● **REQUIREMENT**
Every line of the material below must be repeated exactly.
-- BEGIN --
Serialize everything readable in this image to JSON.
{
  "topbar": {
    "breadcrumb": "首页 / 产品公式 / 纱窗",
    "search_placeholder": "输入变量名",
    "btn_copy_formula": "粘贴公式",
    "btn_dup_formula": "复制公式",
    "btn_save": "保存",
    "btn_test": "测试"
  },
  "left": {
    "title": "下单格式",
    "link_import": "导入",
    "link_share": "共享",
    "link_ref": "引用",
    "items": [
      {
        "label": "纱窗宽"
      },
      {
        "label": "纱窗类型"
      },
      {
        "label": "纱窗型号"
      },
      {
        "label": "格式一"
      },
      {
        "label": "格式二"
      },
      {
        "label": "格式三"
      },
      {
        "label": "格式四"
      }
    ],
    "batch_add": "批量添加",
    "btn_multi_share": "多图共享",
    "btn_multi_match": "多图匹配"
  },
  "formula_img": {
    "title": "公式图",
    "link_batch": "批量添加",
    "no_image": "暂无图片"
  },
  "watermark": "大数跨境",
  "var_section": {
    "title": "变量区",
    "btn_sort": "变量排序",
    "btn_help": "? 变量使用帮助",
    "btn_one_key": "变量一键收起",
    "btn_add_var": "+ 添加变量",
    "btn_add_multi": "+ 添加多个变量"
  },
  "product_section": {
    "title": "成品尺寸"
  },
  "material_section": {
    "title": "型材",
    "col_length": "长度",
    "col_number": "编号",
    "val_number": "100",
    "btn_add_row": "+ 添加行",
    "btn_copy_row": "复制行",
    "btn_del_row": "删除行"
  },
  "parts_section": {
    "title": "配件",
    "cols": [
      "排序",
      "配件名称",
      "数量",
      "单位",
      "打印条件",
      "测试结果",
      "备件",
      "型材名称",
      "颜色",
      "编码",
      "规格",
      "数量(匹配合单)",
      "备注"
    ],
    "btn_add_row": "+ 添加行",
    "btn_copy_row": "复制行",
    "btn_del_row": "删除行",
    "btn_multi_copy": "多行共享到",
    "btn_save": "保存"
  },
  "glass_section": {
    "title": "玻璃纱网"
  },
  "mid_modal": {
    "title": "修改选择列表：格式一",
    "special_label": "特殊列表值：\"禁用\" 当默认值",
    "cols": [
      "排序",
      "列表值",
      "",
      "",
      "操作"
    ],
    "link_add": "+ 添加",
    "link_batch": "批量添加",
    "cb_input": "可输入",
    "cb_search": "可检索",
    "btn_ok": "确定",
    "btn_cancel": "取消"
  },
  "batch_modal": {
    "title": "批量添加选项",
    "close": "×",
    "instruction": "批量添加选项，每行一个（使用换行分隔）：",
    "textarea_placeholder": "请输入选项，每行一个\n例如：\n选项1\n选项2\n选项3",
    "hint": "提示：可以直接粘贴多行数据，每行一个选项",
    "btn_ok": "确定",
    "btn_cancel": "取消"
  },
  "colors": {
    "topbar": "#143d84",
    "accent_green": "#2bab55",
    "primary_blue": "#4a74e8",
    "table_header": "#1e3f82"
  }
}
-- END --
● **REPLY**
Serialize everything readable in this image to JSON.
{
  "topbar": {
    "breadcrumb": "首页 / 产品公式 / 纱窗",
    "search_placeholder": "输入变量名",
    "btn_copy_formula": "粘贴公式",
    "btn_dup_formula": "复制公式",
    "btn_save": "保存",
    "btn_test": "测试"
  },
  "left": {
    "title": "下单格式",
    "link_import": "导入",
    "link_share": "共享",
    "link_ref": "引用",
    "items": [
      {
        "label": "纱窗宽"
      },
      {
        "label": "纱窗类型"
      },
      {
        "label": "纱窗型号"
      },
      {
        "label": "格式一"
      },
      {
        "label": "格式二"
      },
      {
        "label": "格式三"
      },
      {
        "label": "格式四"
      }
    ],
    "batch_add": "批量添加",
    "btn_multi_share": "多图共享",
    "btn_multi_match": "多图匹配"
  },
  "formula_img": {
    "title": "公式图",
    "link_batch": "批量添加",
    "no_image": "暂无图片"
  },
  "watermark": "大数跨境",
  "var_section": {
    "title": "变量区",
    "btn_sort": "变量排序",
    "btn_help": "? 变量使用帮助",
    "btn_one_key": "变量一键收起",
    "btn_add_var": "+ 添加变量",
    "btn_add_multi": "+ 添加多个变量"
  },
  "product_section": {
    "title": "成品尺寸"
  },
  "material_section": {
    "title": "型材",
    "col_length": "长度",
    "col_number": "编号",
    "val_number": "100",
    "btn_add_row": "+ 添加行",
    "btn_copy_row": "复制行",
    "btn_del_row": "删除行"
  },
  "parts_section": {
    "title": "配件",
    "cols": [
      "排序",
      "配件名称",
      "数量",
      "单位",
      "打印条件",
      "测试结果",
      "备件",
      "型材名称",
      "颜色",
      "编码",
      "规格",
      "数量(匹配合单)",
      "备注"
    ],
    "btn_add_row": "+ 添加行",
    "btn_copy_row": "复制行",
    "btn_del_row": "删除行",
    "btn_multi_copy": "多行共享到",
    "btn_save": "保存"
  },
  "glass_section": {
    "title": "玻璃纱网"
  },
  "mid_modal": {
    "title": "修改选择列表：格式一",
    "special_label": "特殊列表值：\"禁用\" 当默认值",
    "cols": [
      "排序",
      "列表值",
      "",
      "",
      "操作"
    ],
    "link_add": "+ 添加",
    "link_batch": "批量添加",
    "cb_input": "可输入",
    "cb_search": "可检索",
    "btn_ok": "确定",
    "btn_cancel": "取消"
  },
  "batch_modal": {
    "title": "批量添加选项",
    "close": "×",
    "instruction": "批量添加选项，每行一个（使用换行分隔）：",
    "textarea_placeholder": "请输入选项，每行一个\n例如：\n选项1\n选项2\n选项3",
    "hint": "提示：可以直接粘贴多行数据，每行一个选项",
    "btn_ok": "确定",
    "btn_cancel": "取消"
  },
  "colors": {
    "topbar": "#143d84",
    "accent_green": "#2bab55",
    "primary_blue": "#4a74e8",
    "table_header": "#1e3f82"
  }
}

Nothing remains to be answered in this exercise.